··· Exercise inputs ···
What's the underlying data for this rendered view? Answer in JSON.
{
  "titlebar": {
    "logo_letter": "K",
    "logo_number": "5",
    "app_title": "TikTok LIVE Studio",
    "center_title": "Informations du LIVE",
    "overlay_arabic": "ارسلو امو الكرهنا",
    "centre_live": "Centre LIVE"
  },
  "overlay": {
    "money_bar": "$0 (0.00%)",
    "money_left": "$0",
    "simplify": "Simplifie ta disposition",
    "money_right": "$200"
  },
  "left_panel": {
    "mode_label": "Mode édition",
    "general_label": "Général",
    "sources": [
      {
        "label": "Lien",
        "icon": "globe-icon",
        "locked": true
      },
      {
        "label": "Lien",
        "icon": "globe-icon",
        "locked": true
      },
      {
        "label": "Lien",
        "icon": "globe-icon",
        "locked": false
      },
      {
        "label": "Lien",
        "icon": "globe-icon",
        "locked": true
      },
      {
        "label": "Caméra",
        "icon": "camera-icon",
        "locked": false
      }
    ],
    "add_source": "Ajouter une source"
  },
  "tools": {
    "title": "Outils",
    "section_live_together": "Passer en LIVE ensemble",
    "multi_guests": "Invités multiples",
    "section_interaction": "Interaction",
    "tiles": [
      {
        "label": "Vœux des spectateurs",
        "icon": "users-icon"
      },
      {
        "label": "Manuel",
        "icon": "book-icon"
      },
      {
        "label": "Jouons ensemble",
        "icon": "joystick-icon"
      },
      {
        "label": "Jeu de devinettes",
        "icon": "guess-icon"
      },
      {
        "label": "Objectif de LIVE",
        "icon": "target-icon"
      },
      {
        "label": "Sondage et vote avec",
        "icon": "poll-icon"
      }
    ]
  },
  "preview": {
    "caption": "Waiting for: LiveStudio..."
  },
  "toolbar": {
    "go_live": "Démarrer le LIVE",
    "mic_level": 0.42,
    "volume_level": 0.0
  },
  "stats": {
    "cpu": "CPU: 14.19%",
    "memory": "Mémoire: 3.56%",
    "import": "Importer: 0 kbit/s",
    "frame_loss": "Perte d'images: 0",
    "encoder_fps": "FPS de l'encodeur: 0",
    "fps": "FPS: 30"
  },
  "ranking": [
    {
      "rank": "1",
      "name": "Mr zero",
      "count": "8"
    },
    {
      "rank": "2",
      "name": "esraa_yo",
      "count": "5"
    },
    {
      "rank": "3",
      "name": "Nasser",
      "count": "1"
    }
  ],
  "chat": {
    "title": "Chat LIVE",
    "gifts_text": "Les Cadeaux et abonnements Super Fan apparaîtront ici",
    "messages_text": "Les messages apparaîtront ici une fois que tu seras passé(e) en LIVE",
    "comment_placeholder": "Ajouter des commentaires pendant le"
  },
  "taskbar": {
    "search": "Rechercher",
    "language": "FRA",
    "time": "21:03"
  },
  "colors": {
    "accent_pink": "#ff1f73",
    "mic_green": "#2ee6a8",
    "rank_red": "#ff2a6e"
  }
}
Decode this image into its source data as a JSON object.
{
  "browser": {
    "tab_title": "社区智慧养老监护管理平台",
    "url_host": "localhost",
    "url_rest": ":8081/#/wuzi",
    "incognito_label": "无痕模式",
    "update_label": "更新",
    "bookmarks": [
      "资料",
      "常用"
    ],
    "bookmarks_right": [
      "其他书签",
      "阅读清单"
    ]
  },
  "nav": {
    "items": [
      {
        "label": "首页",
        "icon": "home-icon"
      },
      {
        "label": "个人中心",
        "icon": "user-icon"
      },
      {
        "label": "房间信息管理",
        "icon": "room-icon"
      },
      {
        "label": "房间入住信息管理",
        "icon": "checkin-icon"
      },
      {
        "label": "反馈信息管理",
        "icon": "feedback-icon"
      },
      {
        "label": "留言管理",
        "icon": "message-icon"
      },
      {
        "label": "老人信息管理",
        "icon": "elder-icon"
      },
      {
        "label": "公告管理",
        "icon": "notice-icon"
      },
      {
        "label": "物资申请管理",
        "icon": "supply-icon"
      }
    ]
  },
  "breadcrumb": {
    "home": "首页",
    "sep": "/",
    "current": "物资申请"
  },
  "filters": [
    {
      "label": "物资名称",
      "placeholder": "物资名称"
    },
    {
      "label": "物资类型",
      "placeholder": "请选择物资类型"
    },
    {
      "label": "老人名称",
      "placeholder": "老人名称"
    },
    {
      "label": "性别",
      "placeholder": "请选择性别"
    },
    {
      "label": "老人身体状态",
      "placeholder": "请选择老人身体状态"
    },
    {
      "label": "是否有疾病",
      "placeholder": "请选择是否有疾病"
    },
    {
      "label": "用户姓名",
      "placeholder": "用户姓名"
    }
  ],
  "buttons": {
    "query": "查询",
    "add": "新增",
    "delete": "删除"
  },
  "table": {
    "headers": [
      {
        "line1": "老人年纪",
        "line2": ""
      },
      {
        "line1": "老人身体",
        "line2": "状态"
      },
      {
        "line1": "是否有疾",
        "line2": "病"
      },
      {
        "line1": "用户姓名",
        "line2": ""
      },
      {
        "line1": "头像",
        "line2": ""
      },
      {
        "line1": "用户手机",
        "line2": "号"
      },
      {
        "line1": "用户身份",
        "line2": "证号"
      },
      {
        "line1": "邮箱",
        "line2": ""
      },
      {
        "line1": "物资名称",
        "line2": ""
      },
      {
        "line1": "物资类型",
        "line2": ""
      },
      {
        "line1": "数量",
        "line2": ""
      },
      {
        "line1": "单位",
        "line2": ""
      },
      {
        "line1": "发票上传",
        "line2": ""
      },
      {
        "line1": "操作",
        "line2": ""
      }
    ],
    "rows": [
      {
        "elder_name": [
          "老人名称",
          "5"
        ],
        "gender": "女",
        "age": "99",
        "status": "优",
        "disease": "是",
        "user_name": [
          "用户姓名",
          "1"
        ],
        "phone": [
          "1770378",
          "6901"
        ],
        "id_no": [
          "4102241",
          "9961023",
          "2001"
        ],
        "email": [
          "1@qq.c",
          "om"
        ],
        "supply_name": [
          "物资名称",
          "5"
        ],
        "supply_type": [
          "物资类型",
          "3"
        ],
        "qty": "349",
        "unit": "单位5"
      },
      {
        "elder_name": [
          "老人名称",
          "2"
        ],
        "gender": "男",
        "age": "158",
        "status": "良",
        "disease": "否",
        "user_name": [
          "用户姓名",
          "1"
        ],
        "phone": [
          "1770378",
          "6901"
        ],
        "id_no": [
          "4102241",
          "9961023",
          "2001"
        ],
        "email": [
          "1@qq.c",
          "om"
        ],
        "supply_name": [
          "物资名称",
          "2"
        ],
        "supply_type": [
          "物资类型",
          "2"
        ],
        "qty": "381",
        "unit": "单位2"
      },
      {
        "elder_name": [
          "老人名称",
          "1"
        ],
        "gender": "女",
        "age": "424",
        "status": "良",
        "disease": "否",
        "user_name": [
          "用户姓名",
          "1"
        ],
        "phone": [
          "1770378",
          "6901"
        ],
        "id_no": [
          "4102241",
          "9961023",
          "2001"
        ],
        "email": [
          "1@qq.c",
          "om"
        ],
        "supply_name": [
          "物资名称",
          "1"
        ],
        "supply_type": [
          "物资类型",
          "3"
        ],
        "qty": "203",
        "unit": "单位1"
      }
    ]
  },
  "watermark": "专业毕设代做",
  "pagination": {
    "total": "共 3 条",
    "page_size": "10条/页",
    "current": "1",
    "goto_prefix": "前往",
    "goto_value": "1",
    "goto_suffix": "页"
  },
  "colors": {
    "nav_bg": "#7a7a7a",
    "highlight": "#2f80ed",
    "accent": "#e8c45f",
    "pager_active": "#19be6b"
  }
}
···
**Work required**. Collect, from the material above, every line containing the word "JSON".

**Solution**.
What's the underlying data for this rendered view? Answer in JSON.
Decode this image into its source data as a JSON object.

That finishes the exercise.